[EXCERPTED PASSAGE]

Mauser Wound of Entrance, a little more than 48 hours after infliction. About 12/1.
G. L. Cheatle.
Section of the entry segment of an aseptic Mauser wound removed a little over forty-eight hours after its infliction. Magnified twelve diameters.
The margins of the opening are still sloping and depressed, indicating the originally 'punched-in' nature of the aperture. A thin stratified layer of epidermis completely closes it. No scab remains.
The wound track is occluded by an effusion of lymph, commencing organisation of which is shown under a higher magnifying power by the presence of leucocytes near the margin of the bounding tissue, and some giant cells. The effusion of lymph occupies a slightly wider area immediately beneath the papillary layer of the skin, then narrows, and broadens again as the subcutaneous fascia is reached, indicating the effect of resistance in widening the area of damage.
The subcutaneous connective tissue bounding the track shows little sign of alteration beyond a general slight tendency of the lines of structure to deviate in the direction of the passage of the bullet.
No hæmorrhage is apparent beyond a small collection of blood situated immediately beneath the new layer of epidermis at the left-hand corner of the opening.
Range probably within 800 yards. Seat of wound, abdominal wall a highest point of iliac crest.
Fig. 25 (a), a (plate I.) represents a section carried across an aseptic aperture of entry. The specimen was removed by Mr. Cheatle from a patient who died forty-eight hours after reception of the injury. It shows well the small amount of gross destruction suffered by the subcutaneous tissue, and the rapid repair which follows, since macroscopically the track is scarcely discernible. Reference to plate I. shows the remarkable fact that even at this early date considerable progress towards definite healing has occurred, and a thin layer of stratified epidermis covers the original opening. The question may be raised whether the origin of this epidermal layer is not in part a floating up of the margins of the main aperture.
During the course of healing some variation takes place in the appearance of the apertures, especially that of entry. This, at first contracted, later becomes somewhat relaxed, while in many cases a small halo of ecchymosis develops around it. The blood-clot occupying its centre now contracts, the margins rapidly become approximated centripetally, and a small circular dark spot only remains, which is later replaced by a small red cicatrix. The dark central spot under these circumstances consists of the contused margin of the wound in the skin, and a small proportion of blood-clot which finally comes away as a small dry scab. When slight local infection occurs in place of simple contraction and dry scabbing, the process is prolonged, the contused margin separates by granulation, the clot in the opening breaks down, and a small ulcer of somewhat larger proportions than the original wound remains and takes some days to heal.

[/EXCERPTED PASSAGE]

TO DO: From the passage on the Mauser entrance wound, copy word for word the part between "Section of the" and "area of damage.", inclusive.

[SUPPLIED MATERIAL]

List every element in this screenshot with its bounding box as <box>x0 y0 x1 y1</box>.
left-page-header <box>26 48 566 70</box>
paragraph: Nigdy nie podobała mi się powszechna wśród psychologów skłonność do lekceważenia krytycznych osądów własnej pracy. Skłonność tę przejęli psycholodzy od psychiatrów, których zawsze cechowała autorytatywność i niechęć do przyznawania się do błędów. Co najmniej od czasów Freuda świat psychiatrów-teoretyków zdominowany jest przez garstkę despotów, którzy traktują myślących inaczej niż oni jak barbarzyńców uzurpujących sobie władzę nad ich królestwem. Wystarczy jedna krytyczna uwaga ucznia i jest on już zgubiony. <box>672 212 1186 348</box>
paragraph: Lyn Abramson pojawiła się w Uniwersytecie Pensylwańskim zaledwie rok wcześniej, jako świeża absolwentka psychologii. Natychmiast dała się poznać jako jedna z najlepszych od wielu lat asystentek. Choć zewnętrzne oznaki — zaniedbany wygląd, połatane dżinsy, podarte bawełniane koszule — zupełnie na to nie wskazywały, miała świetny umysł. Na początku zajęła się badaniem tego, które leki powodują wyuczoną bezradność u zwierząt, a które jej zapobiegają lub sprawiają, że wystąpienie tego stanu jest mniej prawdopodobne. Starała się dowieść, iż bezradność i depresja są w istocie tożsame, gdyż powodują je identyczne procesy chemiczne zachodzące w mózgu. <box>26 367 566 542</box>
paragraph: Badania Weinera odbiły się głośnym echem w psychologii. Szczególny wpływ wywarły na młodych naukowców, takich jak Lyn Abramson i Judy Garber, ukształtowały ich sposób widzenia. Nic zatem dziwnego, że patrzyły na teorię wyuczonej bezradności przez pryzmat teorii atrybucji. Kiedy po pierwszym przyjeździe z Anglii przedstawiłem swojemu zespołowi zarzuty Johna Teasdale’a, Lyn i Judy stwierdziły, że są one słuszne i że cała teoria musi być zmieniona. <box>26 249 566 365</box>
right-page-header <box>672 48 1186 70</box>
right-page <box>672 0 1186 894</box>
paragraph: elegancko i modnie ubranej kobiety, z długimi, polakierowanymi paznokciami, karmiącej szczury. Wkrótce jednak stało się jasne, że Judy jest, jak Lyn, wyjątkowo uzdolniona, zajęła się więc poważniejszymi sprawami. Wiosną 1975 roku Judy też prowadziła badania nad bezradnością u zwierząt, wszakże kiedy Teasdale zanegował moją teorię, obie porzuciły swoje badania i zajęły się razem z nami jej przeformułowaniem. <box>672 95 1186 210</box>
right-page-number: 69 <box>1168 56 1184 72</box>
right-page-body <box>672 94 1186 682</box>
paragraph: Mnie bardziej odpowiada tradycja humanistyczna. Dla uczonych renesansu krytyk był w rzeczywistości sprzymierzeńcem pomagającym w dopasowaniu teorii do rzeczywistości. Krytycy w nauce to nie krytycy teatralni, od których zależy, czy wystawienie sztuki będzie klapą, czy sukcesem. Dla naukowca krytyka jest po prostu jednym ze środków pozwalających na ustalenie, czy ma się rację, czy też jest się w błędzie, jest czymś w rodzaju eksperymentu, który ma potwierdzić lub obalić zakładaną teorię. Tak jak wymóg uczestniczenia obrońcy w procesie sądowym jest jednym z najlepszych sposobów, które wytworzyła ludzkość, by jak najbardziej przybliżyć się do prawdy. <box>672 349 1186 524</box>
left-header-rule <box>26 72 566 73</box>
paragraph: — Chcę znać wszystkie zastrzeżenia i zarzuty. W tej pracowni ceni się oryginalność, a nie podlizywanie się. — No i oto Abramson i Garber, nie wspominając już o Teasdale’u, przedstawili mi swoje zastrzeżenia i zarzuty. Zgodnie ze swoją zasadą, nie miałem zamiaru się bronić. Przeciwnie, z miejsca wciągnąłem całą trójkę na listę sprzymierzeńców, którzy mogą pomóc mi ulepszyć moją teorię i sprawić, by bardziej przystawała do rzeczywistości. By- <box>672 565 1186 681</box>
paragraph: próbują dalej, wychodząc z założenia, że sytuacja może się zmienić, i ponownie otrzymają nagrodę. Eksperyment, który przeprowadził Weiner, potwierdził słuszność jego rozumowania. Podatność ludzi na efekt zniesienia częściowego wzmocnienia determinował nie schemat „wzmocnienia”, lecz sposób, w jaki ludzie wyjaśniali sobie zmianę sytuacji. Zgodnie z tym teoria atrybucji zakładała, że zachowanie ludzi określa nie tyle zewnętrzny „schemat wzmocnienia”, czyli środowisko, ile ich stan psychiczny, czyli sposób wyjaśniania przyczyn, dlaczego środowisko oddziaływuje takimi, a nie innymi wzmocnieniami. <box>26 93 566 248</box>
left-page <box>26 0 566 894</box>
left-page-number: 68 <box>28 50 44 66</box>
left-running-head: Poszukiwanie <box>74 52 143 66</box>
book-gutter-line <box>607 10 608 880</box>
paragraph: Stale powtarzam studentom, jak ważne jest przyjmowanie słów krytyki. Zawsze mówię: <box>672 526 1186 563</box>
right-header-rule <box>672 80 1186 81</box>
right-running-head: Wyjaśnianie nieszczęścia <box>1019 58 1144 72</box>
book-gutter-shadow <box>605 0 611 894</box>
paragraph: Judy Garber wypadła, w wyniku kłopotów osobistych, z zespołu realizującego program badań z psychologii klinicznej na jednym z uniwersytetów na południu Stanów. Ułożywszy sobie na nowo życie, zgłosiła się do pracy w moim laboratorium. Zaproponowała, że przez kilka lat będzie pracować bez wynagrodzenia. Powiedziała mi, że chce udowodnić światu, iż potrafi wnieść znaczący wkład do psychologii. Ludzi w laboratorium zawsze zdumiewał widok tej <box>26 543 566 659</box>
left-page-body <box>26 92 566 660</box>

[/SUPPLIED MATERIAL]

RESPONSE:
Section of the entry segment of an aseptic Mauser wound removed a little over forty-eight hours after its infliction. Magnified twelve diameters.
The margins of the opening are still sloping and depressed, indicating the originally 'punched-in' nature of the aperture. A thin stratified layer of epidermis completely closes it. No scab remains.
The wound track is occluded by an effusion of lymph, commencing organisation of which is shown under a higher magnifying power by the presence of leucocytes near the margin of the bounding tissue, and some giant cells. The effusion of lymph occupies a slightly wider area immediately beneath the papillary layer of the skin, then narrows, and broadens again as the subcutaneous fascia is reached, indicating the effect of resistance in widening the area of damage.